> [Available data]
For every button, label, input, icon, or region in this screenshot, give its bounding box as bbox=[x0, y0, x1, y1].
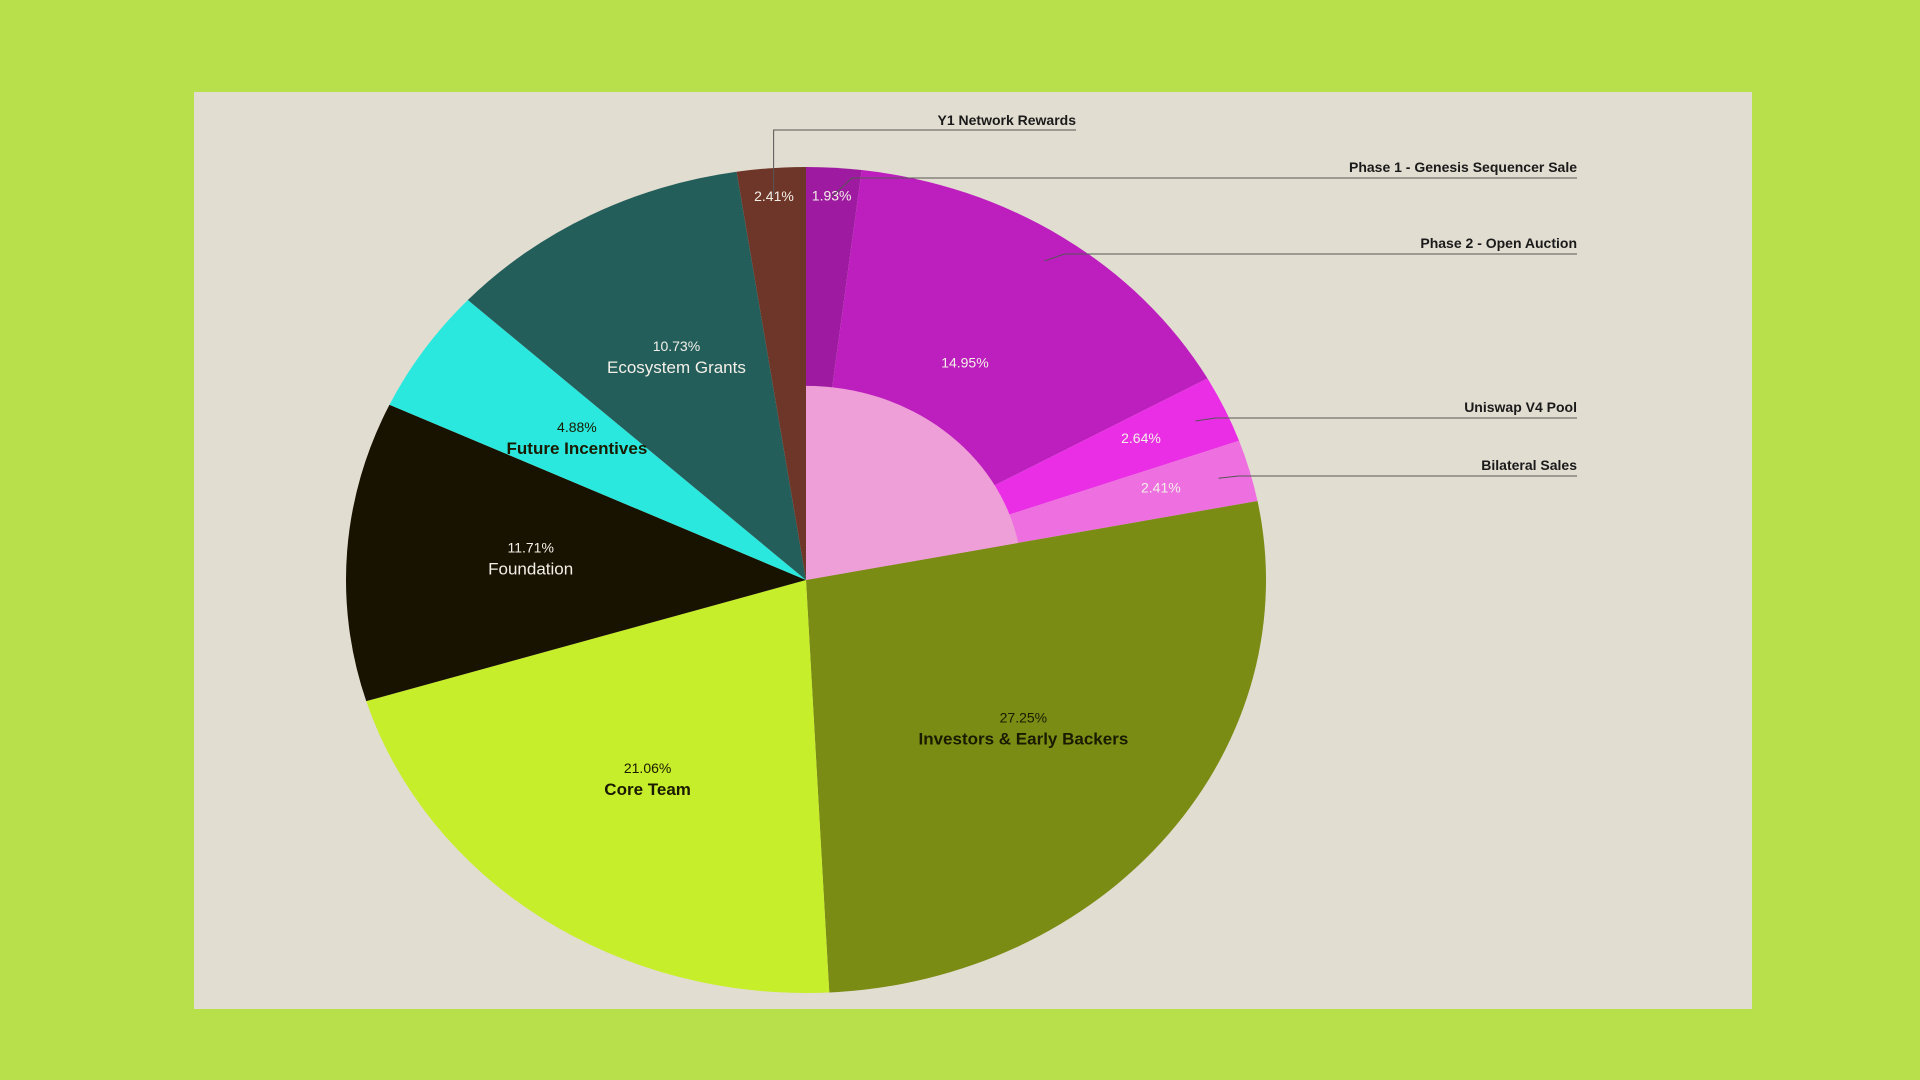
value-label-core-team: 21.06% bbox=[624, 760, 671, 776]
slice-y1-network-rewards bbox=[736, 167, 806, 580]
callout-label-y1-network-rewards: Y1 Network Rewards bbox=[938, 112, 1077, 128]
callout-label-bilateral-sales: Bilateral Sales bbox=[1481, 457, 1577, 473]
value-label-bilateral-sales: 2.41% bbox=[1141, 479, 1181, 495]
value-label-future-incentives: 4.88% bbox=[557, 419, 597, 435]
name-label-ecosystem-grants: Ecosystem Grants bbox=[607, 358, 746, 377]
slice-foundation bbox=[345, 404, 806, 702]
slice-future-incentives bbox=[389, 300, 806, 580]
value-label-phase-2-open-auction: 14.95% bbox=[941, 354, 988, 370]
slice-ecosystem-grants bbox=[467, 171, 806, 580]
value-label-foundation: 11.71% bbox=[507, 540, 553, 556]
name-label-future-incentives: Future Incentives bbox=[507, 439, 648, 458]
callout-label-phase-2-open-auction: Phase 2 - Open Auction bbox=[1420, 235, 1577, 251]
callout-line-phase-1-genesis-sequencer-sale bbox=[831, 177, 1577, 197]
slice-core-team bbox=[366, 580, 830, 993]
callout-label-uniswap-v4-pool: Uniswap V4 Pool bbox=[1464, 399, 1577, 415]
name-label-investors-early-backers: Investors & Early Backers bbox=[918, 730, 1128, 749]
callout-line-phase-2-open-auction bbox=[1044, 253, 1577, 262]
pie-inner-highlight bbox=[806, 385, 1019, 580]
value-label-uniswap-v4-pool: 2.64% bbox=[1121, 430, 1161, 446]
callout-line-bilateral-sales bbox=[1218, 475, 1577, 479]
callout-line-y1-network-rewards bbox=[773, 129, 1076, 198]
value-label-phase-1-genesis-sequencer-sale: 1.93% bbox=[812, 188, 852, 204]
callout-label-phase-1-genesis-sequencer-sale: Phase 1 - Genesis Sequencer Sale bbox=[1349, 159, 1577, 175]
pie-labels: 1.93% 14.95% 2.64% 2.41% 27.25% Investors & E… bbox=[488, 188, 1181, 799]
value-label-ecosystem-grants: 10.73% bbox=[653, 338, 700, 354]
name-label-core-team: Core Team bbox=[604, 780, 691, 799]
callout-line-uniswap-v4-pool bbox=[1195, 417, 1577, 422]
value-label-investors-early-backers: 27.25% bbox=[1000, 710, 1047, 726]
slice-investors-early-backers bbox=[806, 500, 1266, 993]
name-label-foundation: Foundation bbox=[488, 560, 573, 579]
pie-callouts: Phase 1 - Genesis Sequencer Sale Phase 2 … bbox=[773, 112, 1577, 479]
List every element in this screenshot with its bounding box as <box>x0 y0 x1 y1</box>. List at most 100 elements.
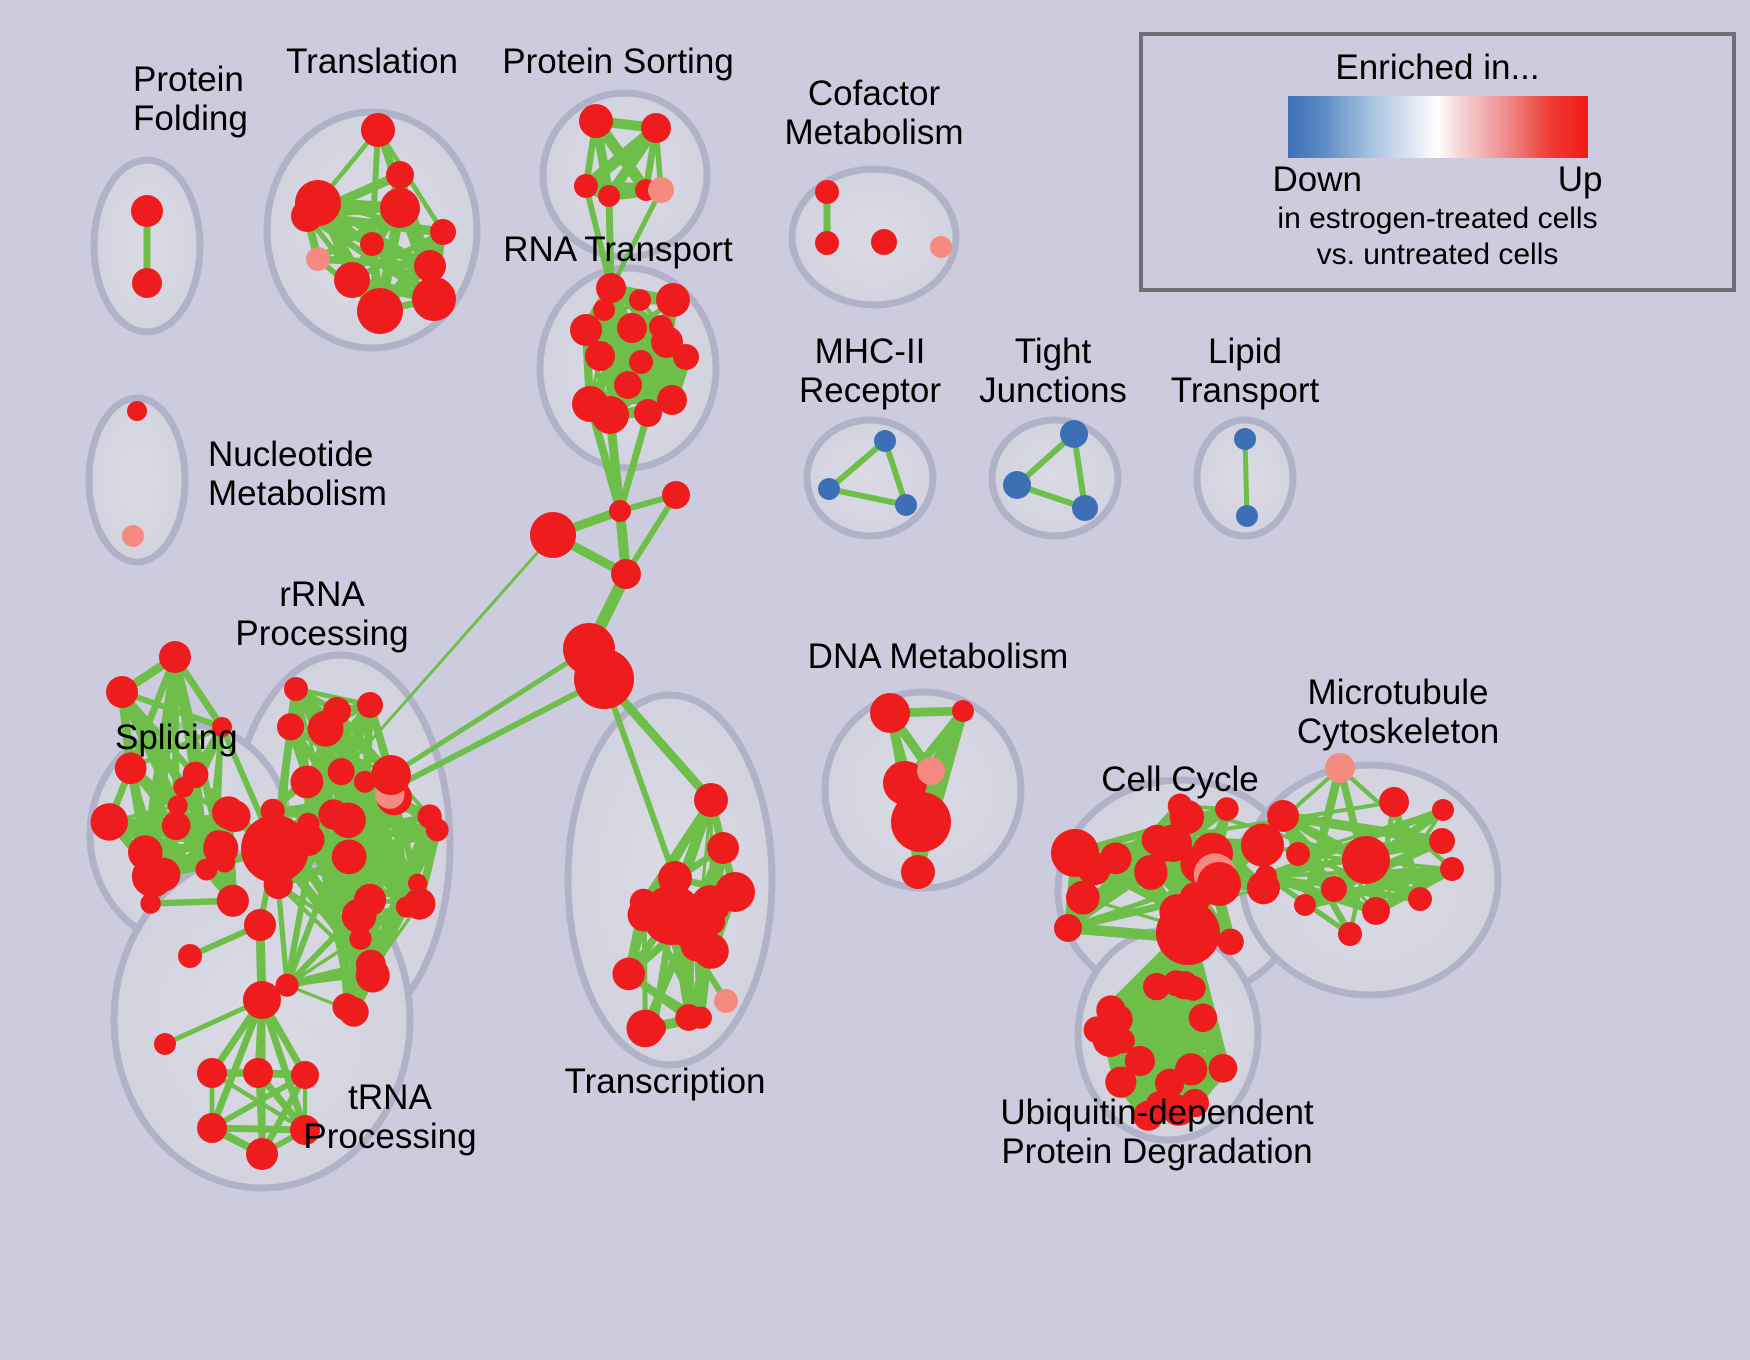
network-node <box>213 851 236 873</box>
network-node <box>1142 972 1171 1001</box>
network-edge <box>208 1124 309 1134</box>
network-node <box>334 262 370 298</box>
network-node <box>815 231 839 255</box>
network-node <box>1003 471 1031 499</box>
cluster-label-lipid-transport: Lipid Transport <box>1170 332 1320 411</box>
network-node <box>1134 857 1168 890</box>
cluster-label-microtubule-cytoskeleton: Microtubule Cytoskeleton <box>1296 673 1500 752</box>
network-node <box>211 796 245 830</box>
network-edge <box>119 689 225 730</box>
network-node <box>243 981 281 1019</box>
network-node <box>1286 842 1310 866</box>
network-node <box>140 893 161 914</box>
network-node <box>284 677 308 701</box>
network-node <box>952 700 974 722</box>
network-node <box>656 283 690 317</box>
network-node <box>204 830 231 857</box>
network-node <box>159 641 191 673</box>
network-edge <box>128 724 225 771</box>
network-node <box>306 247 330 271</box>
network-nodes <box>90 104 1464 1170</box>
network-node <box>355 958 390 993</box>
network-node <box>338 996 369 1027</box>
network-node <box>246 1138 278 1170</box>
network-node <box>122 525 144 547</box>
network-node <box>178 944 202 968</box>
network-node <box>1234 428 1256 450</box>
network-node <box>901 855 935 889</box>
network-node <box>874 430 896 452</box>
network-edge <box>209 1072 308 1131</box>
network-node <box>167 795 188 816</box>
network-node <box>1054 914 1082 942</box>
network-node <box>612 957 646 991</box>
network-node <box>657 385 687 415</box>
network-node <box>1124 1045 1155 1077</box>
network-node <box>579 104 613 138</box>
cluster-label-trna-processing: tRNA Processing <box>303 1078 477 1157</box>
network-node <box>380 188 420 228</box>
cluster-ellipse-nucleotide-metabolism <box>85 394 189 566</box>
network-node <box>1072 495 1098 521</box>
network-edge <box>826 438 888 492</box>
network-node <box>530 512 576 558</box>
network-node <box>629 289 651 311</box>
cluster-label-transcription: Transcription <box>564 1062 766 1101</box>
network-node <box>818 478 840 500</box>
network-node <box>197 1058 227 1088</box>
network-node <box>871 229 897 255</box>
cluster-label-dna-metabolism: DNA Metabolism <box>807 637 1069 676</box>
network-node <box>357 692 383 718</box>
network-node <box>412 277 456 321</box>
network-edge <box>882 438 909 508</box>
network-node <box>114 752 147 785</box>
network-node <box>1133 1100 1164 1131</box>
cluster-label-rna-transport: RNA Transport <box>503 230 733 269</box>
network-node <box>1379 787 1409 817</box>
network-edge <box>623 492 679 577</box>
network-node <box>870 693 910 733</box>
network-node <box>593 299 615 321</box>
network-node <box>1236 505 1258 527</box>
network-node <box>1429 828 1455 854</box>
network-node <box>195 858 218 881</box>
network-node <box>1163 970 1190 997</box>
cluster-ellipse-mhc-ii-receptor <box>803 416 937 540</box>
network-node <box>1188 1003 1218 1033</box>
network-node <box>216 884 249 917</box>
network-node <box>371 755 411 795</box>
network-edge <box>141 653 179 857</box>
cluster-label-ubiquitin-protein-degradation: Ubiquitin-dependent Protein Degradation <box>1000 1093 1314 1172</box>
legend-caption-line1: in estrogen-treated cells <box>1277 202 1598 235</box>
network-node <box>917 757 945 785</box>
network-node <box>574 649 634 709</box>
network-node <box>1215 797 1239 821</box>
network-node <box>611 559 641 589</box>
network-edge <box>118 688 181 809</box>
network-node <box>243 1058 273 1088</box>
network-node <box>276 713 305 741</box>
network-node <box>386 161 414 189</box>
network-node <box>241 815 309 883</box>
network-node <box>127 401 147 421</box>
network-node <box>1175 1053 1208 1086</box>
network-node <box>585 341 615 371</box>
network-node <box>106 676 138 708</box>
network-node <box>1267 800 1299 832</box>
network-node <box>1197 862 1241 906</box>
network-node <box>641 113 671 143</box>
network-node <box>212 717 232 737</box>
network-edge <box>605 192 615 292</box>
network-node <box>707 832 739 864</box>
network-node <box>353 883 387 917</box>
network-edge <box>583 183 614 291</box>
network-node <box>1060 420 1088 448</box>
network-node <box>596 273 626 303</box>
network-node <box>1294 894 1316 916</box>
network-node <box>90 803 129 841</box>
network-node <box>1154 824 1192 862</box>
cluster-label-protein-sorting: Protein Sorting <box>502 42 734 81</box>
network-node <box>327 758 355 786</box>
network-node <box>1156 901 1220 965</box>
network-node <box>1051 829 1099 877</box>
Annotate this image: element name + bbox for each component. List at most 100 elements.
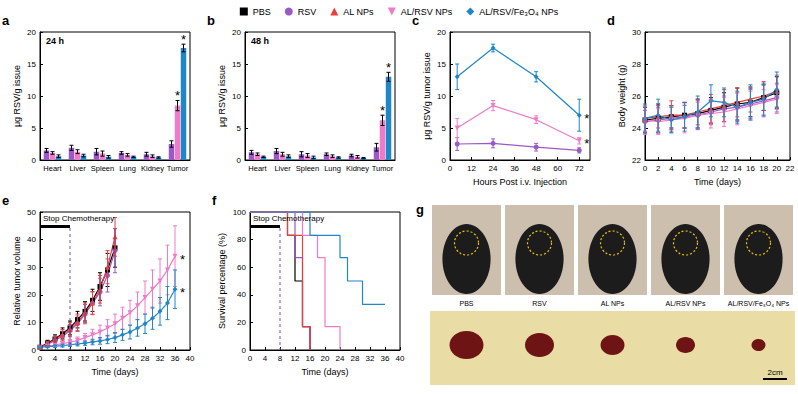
svg-text:*: * (584, 136, 589, 151)
svg-text:60: 60 (553, 164, 562, 173)
svg-text:e: e (2, 193, 9, 208)
svg-text:0: 0 (643, 164, 648, 173)
svg-text:24: 24 (632, 124, 641, 133)
svg-text:AL NPs: AL NPs (601, 300, 625, 307)
svg-text:20: 20 (27, 28, 36, 37)
svg-text:5: 5 (237, 124, 242, 133)
svg-text:μg RSV/g issue: μg RSV/g issue (217, 65, 227, 127)
svg-text:28: 28 (632, 60, 641, 69)
svg-text:Time (days): Time (days) (694, 177, 741, 187)
svg-text:12: 12 (467, 164, 476, 173)
svg-text:24: 24 (336, 354, 345, 363)
svg-text:24: 24 (126, 354, 135, 363)
svg-text:22: 22 (632, 156, 641, 165)
svg-text:40: 40 (237, 290, 246, 299)
svg-text:26: 26 (632, 92, 641, 101)
svg-text:AL/RSV/Fe₃O₄ NPs: AL/RSV/Fe₃O₄ NPs (479, 7, 558, 17)
svg-text:*: * (180, 285, 185, 300)
svg-text:40: 40 (27, 235, 36, 244)
svg-text:Spleen: Spleen (91, 164, 114, 173)
svg-text:10: 10 (437, 92, 446, 101)
svg-text:14: 14 (733, 164, 742, 173)
svg-text:Liver: Liver (69, 164, 86, 173)
svg-text:PBS: PBS (459, 300, 473, 307)
svg-text:PBS: PBS (253, 7, 271, 17)
svg-text:2: 2 (656, 164, 661, 173)
svg-text:AL NPs: AL NPs (343, 7, 374, 17)
svg-text:Lung: Lung (324, 164, 341, 173)
svg-text:b: b (207, 13, 215, 28)
svg-text:Liver: Liver (274, 164, 291, 173)
svg-text:Kidney: Kidney (141, 164, 164, 173)
svg-text:20: 20 (111, 354, 120, 363)
svg-text:20: 20 (27, 290, 36, 299)
svg-text:*: * (386, 60, 391, 75)
svg-text:36: 36 (510, 164, 519, 173)
svg-text:AL/RSV/Fe₃O₄ NPs: AL/RSV/Fe₃O₄ NPs (728, 300, 790, 307)
svg-text:Survival percentage (%): Survival percentage (%) (217, 233, 227, 329)
svg-text:72: 72 (575, 164, 584, 173)
svg-text:20: 20 (437, 28, 446, 37)
svg-text:μg RSV/g issue: μg RSV/g issue (12, 65, 22, 127)
svg-text:36: 36 (381, 354, 390, 363)
svg-text:0: 0 (237, 156, 242, 165)
svg-text:80: 80 (237, 235, 246, 244)
svg-text:Body weight (g): Body weight (g) (617, 65, 627, 128)
svg-text:Kidney: Kidney (346, 164, 369, 173)
svg-text:d: d (607, 13, 615, 28)
svg-text:Time (days): Time (days) (91, 367, 138, 377)
svg-text:0: 0 (32, 346, 37, 355)
svg-text:20: 20 (772, 164, 781, 173)
svg-text:f: f (212, 193, 217, 208)
svg-text:Spleen: Spleen (296, 164, 319, 173)
svg-text:RSV: RSV (298, 7, 317, 17)
svg-text:2cm: 2cm (767, 368, 782, 377)
svg-text:32: 32 (156, 354, 165, 363)
svg-text:Tumor: Tumor (372, 164, 394, 173)
svg-text:Time (days): Time (days) (301, 367, 348, 377)
svg-text:*: * (584, 111, 589, 126)
svg-text:RSV: RSV (532, 300, 547, 307)
svg-text:0: 0 (242, 346, 247, 355)
svg-text:a: a (2, 13, 10, 28)
svg-text:36: 36 (171, 354, 180, 363)
svg-text:Relative tumor volume: Relative tumor volume (12, 236, 22, 326)
svg-text:10: 10 (232, 92, 241, 101)
svg-text:0: 0 (448, 164, 453, 173)
svg-text:20: 20 (232, 28, 241, 37)
svg-text:Stop Chemotherapy: Stop Chemotherapy (43, 214, 114, 223)
svg-text:0: 0 (32, 156, 37, 165)
svg-text:AL/RSV NPs: AL/RSV NPs (401, 7, 453, 17)
svg-text:10: 10 (706, 164, 715, 173)
svg-text:40: 40 (186, 354, 195, 363)
svg-text:Hours Post i.v. Injection: Hours Post i.v. Injection (473, 177, 567, 187)
svg-text:10: 10 (27, 318, 36, 327)
svg-text:16: 16 (96, 354, 105, 363)
svg-text:20: 20 (321, 354, 330, 363)
svg-text:*: * (180, 252, 185, 267)
svg-text:12: 12 (81, 354, 90, 363)
svg-text:15: 15 (27, 60, 36, 69)
svg-text:4: 4 (669, 164, 674, 173)
svg-text:12: 12 (720, 164, 729, 173)
svg-text:μg RSV/g tumor issue: μg RSV/g tumor issue (422, 52, 432, 140)
svg-text:0: 0 (248, 354, 253, 363)
svg-text:24: 24 (489, 164, 498, 173)
svg-text:4: 4 (53, 354, 58, 363)
svg-text:g: g (416, 202, 424, 217)
svg-text:16: 16 (746, 164, 755, 173)
svg-text:28: 28 (141, 354, 150, 363)
svg-text:60: 60 (237, 263, 246, 272)
svg-text:28: 28 (351, 354, 360, 363)
svg-text:8: 8 (68, 354, 73, 363)
svg-text:*: * (380, 103, 385, 118)
svg-text:40: 40 (396, 354, 405, 363)
svg-text:30: 30 (27, 263, 36, 272)
svg-text:32: 32 (366, 354, 375, 363)
svg-text:Tumor: Tumor (167, 164, 189, 173)
svg-text:5: 5 (442, 124, 447, 133)
svg-text:8: 8 (278, 354, 283, 363)
svg-text:30: 30 (632, 28, 641, 37)
svg-text:48: 48 (532, 164, 541, 173)
svg-text:8: 8 (696, 164, 701, 173)
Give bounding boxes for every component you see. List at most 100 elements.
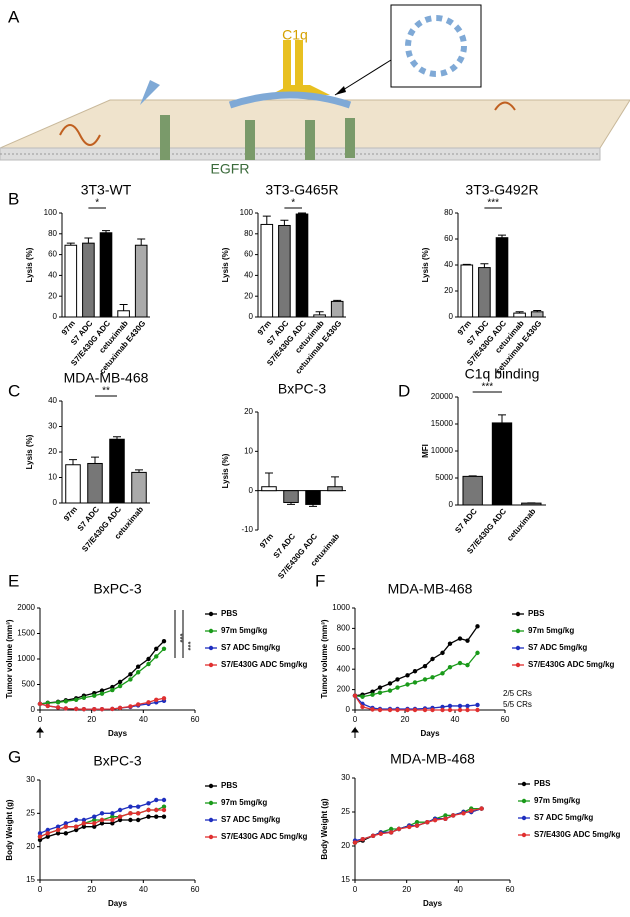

> [Problem details]
Work out how many lines of the data include the word "sales", and write that number alone.

> [Output for this task]
3